## START
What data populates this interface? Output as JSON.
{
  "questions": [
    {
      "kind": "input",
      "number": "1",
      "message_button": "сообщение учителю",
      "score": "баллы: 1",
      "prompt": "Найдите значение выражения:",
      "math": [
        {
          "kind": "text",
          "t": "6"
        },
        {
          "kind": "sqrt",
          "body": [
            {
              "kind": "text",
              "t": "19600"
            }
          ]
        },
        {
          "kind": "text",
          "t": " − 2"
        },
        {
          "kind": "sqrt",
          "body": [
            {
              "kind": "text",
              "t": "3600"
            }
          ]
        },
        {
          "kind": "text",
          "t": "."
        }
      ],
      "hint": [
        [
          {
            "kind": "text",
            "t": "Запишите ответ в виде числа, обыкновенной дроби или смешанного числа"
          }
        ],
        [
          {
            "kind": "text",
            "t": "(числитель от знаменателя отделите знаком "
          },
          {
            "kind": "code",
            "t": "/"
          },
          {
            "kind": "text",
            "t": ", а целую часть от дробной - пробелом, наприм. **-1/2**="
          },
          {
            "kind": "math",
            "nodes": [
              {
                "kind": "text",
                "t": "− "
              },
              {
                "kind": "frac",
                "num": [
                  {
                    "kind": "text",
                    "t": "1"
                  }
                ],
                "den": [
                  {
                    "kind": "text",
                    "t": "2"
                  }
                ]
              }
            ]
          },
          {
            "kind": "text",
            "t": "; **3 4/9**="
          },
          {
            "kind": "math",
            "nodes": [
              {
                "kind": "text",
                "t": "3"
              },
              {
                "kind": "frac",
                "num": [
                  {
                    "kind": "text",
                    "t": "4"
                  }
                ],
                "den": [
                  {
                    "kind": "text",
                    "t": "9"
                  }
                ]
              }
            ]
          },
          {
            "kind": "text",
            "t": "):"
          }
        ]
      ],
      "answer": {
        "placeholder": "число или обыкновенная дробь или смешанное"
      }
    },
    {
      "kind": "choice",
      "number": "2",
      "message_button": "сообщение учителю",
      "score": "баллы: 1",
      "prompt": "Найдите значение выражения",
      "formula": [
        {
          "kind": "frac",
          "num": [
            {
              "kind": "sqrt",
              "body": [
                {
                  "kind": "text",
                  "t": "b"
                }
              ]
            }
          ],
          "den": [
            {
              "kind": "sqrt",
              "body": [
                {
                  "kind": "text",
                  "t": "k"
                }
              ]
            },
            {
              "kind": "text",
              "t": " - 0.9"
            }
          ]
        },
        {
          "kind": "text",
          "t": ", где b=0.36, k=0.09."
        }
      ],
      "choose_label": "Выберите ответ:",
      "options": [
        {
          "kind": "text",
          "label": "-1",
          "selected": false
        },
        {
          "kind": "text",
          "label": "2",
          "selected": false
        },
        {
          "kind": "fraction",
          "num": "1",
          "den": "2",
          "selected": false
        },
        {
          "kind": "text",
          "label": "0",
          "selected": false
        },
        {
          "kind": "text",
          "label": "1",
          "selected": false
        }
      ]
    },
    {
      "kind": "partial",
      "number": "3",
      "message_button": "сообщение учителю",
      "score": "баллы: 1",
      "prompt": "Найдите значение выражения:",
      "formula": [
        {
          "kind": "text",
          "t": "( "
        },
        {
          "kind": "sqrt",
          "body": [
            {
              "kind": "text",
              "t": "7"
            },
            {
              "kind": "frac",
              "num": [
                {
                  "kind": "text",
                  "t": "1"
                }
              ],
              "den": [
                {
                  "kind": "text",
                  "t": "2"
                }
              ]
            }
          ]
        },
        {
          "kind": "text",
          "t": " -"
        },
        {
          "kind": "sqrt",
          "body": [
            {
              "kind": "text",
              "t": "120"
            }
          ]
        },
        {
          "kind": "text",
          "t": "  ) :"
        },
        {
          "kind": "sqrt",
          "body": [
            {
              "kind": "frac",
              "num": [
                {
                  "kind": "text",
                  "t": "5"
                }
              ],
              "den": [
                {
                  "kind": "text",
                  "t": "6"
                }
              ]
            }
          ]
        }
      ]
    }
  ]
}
## END
## START
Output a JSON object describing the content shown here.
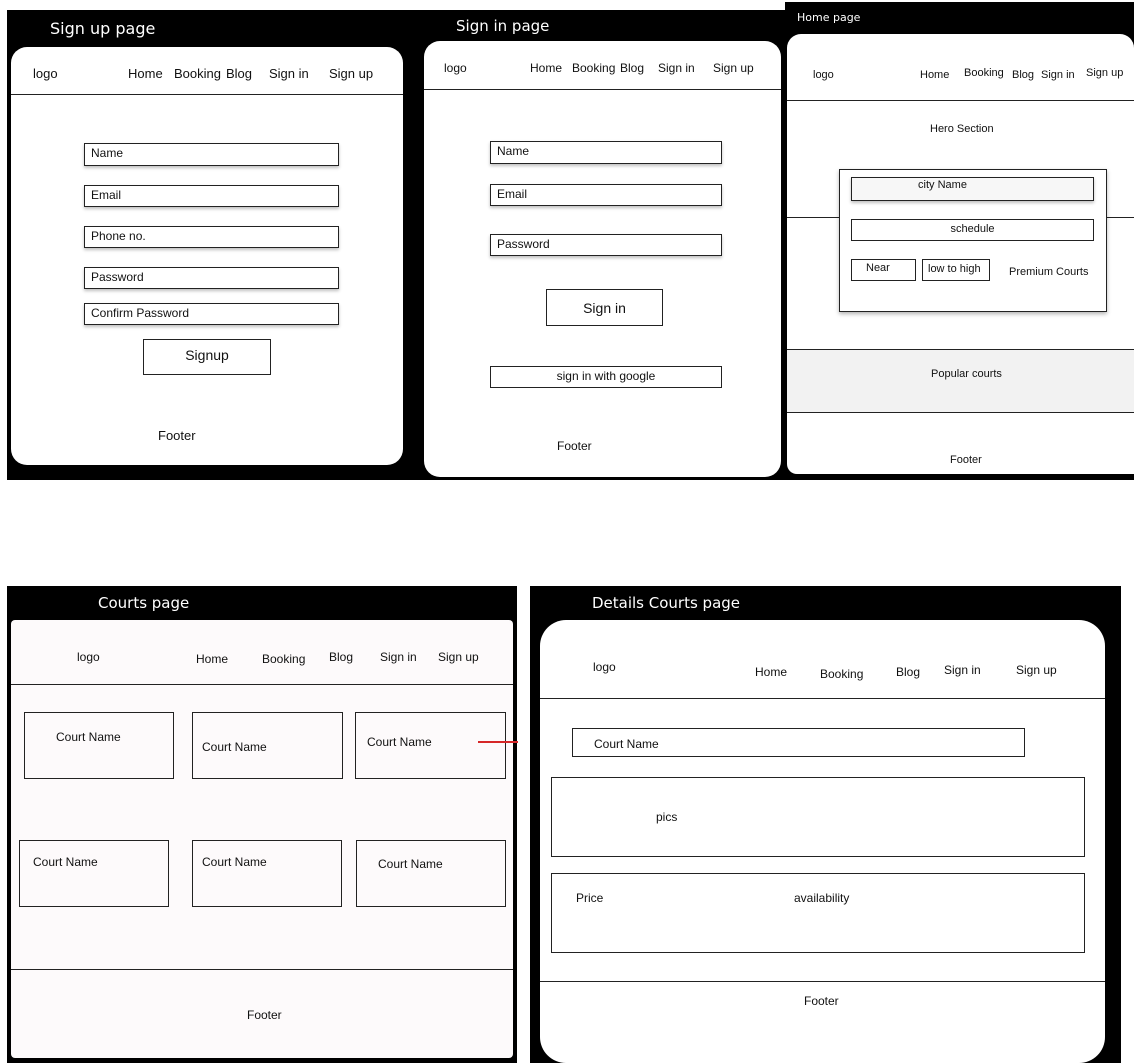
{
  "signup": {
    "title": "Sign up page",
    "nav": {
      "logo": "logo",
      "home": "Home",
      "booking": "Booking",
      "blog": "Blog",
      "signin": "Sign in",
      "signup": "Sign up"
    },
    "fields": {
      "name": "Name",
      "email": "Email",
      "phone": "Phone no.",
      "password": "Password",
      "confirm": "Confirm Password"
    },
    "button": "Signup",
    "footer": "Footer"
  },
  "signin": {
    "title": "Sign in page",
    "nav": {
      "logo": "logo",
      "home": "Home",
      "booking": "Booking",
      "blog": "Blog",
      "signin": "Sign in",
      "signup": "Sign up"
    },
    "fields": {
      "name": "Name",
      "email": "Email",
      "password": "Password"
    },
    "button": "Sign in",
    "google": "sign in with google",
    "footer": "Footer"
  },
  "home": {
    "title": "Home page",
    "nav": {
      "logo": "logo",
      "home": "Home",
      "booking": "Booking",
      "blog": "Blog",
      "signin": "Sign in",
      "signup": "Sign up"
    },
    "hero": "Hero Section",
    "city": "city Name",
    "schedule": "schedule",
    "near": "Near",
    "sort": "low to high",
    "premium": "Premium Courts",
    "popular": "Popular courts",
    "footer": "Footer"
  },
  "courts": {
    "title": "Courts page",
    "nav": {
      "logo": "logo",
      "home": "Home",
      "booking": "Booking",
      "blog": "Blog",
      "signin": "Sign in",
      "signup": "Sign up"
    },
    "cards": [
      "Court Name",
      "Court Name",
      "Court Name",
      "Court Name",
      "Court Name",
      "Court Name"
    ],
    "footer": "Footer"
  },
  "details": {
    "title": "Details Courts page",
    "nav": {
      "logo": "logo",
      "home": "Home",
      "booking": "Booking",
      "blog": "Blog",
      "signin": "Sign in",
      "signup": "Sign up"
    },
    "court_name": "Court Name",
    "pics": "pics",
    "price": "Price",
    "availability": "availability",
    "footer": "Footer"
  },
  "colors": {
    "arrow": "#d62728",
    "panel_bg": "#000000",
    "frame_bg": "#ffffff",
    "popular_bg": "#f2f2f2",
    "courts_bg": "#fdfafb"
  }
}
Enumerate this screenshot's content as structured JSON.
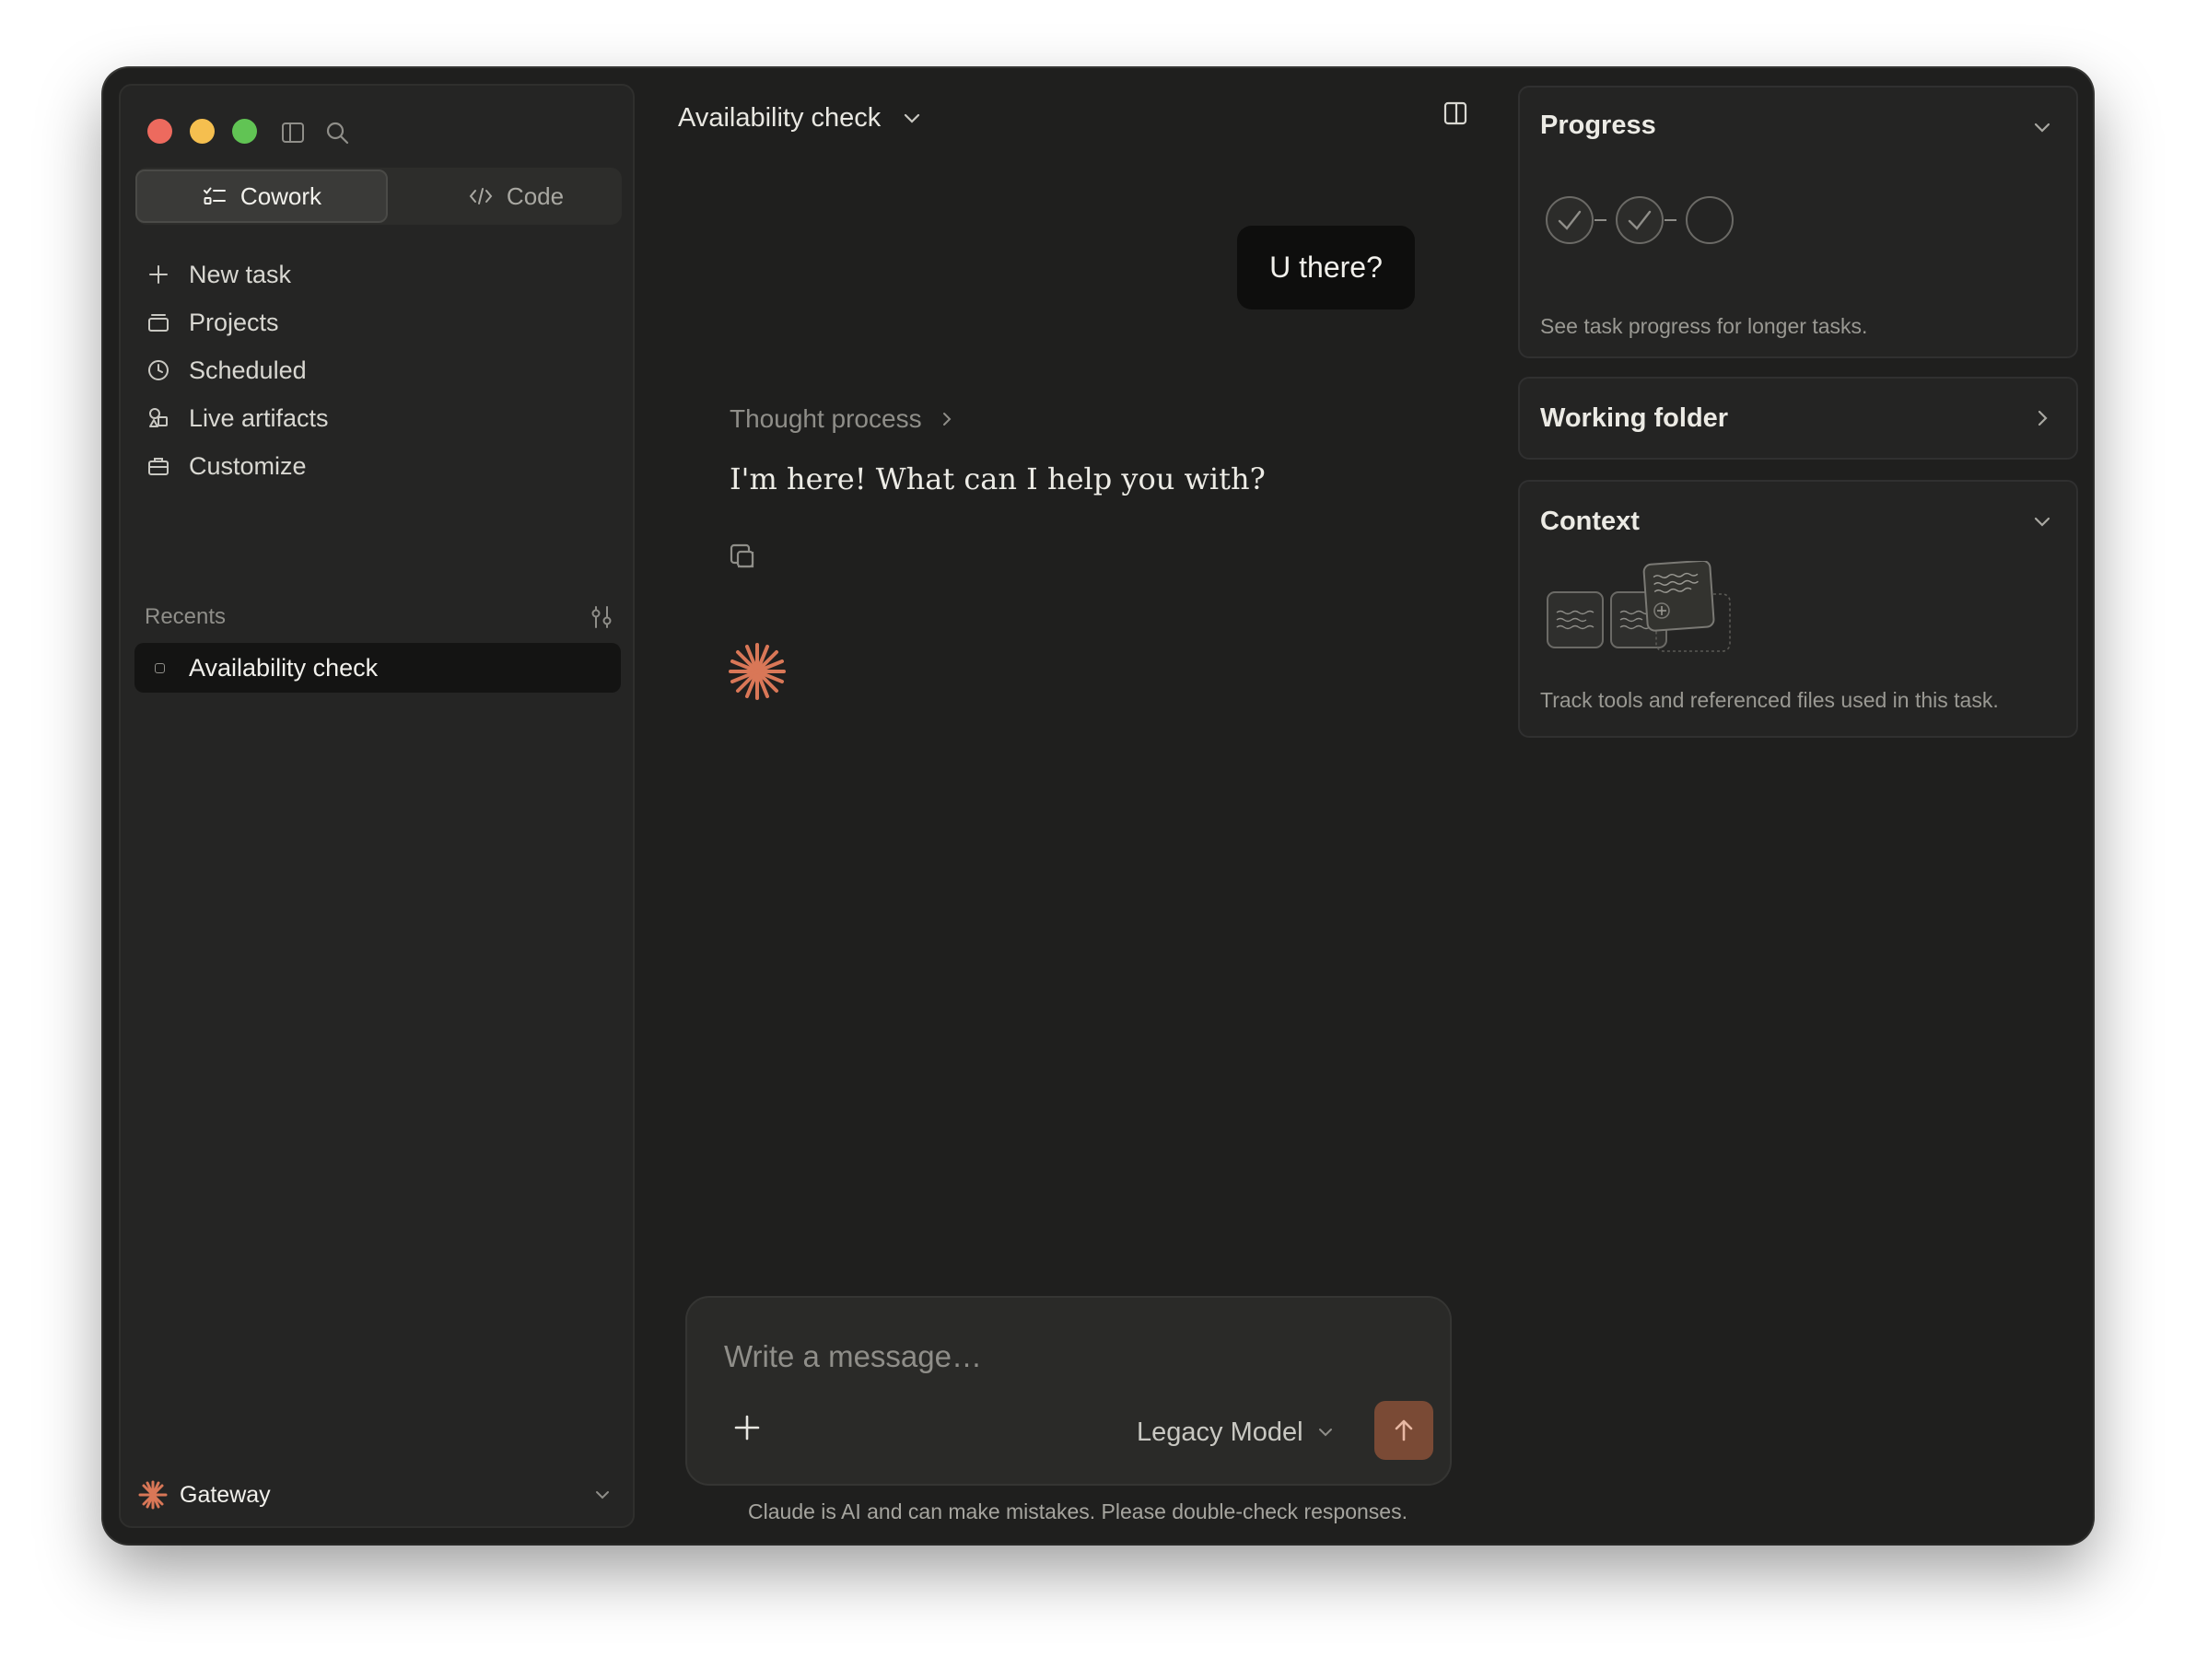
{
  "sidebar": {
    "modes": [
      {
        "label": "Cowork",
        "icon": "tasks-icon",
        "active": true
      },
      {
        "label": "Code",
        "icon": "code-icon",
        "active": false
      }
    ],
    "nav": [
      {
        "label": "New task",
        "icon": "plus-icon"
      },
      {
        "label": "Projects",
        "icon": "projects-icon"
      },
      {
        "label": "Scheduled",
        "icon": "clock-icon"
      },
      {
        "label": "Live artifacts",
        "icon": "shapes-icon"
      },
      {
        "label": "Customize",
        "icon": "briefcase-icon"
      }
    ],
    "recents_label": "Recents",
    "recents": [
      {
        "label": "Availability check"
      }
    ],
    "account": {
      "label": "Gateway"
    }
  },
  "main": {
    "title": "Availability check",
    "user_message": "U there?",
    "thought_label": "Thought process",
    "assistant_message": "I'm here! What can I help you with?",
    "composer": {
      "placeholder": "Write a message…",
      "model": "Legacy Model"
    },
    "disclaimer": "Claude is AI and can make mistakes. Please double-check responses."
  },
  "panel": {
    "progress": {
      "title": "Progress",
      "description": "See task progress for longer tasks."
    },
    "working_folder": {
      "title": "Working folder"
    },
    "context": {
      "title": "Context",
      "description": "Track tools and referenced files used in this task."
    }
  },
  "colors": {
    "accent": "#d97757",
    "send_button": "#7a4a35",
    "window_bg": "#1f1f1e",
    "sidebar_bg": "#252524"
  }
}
## END
● TASK INSTRUCTIONS: Scan the listing above. Collect all lines with the word "placeholder".

● WRITTEN SOLUTION:
        "placeholder": "число или обыкновенная дробь или смешанное"
      "placeholder": "Write a message…",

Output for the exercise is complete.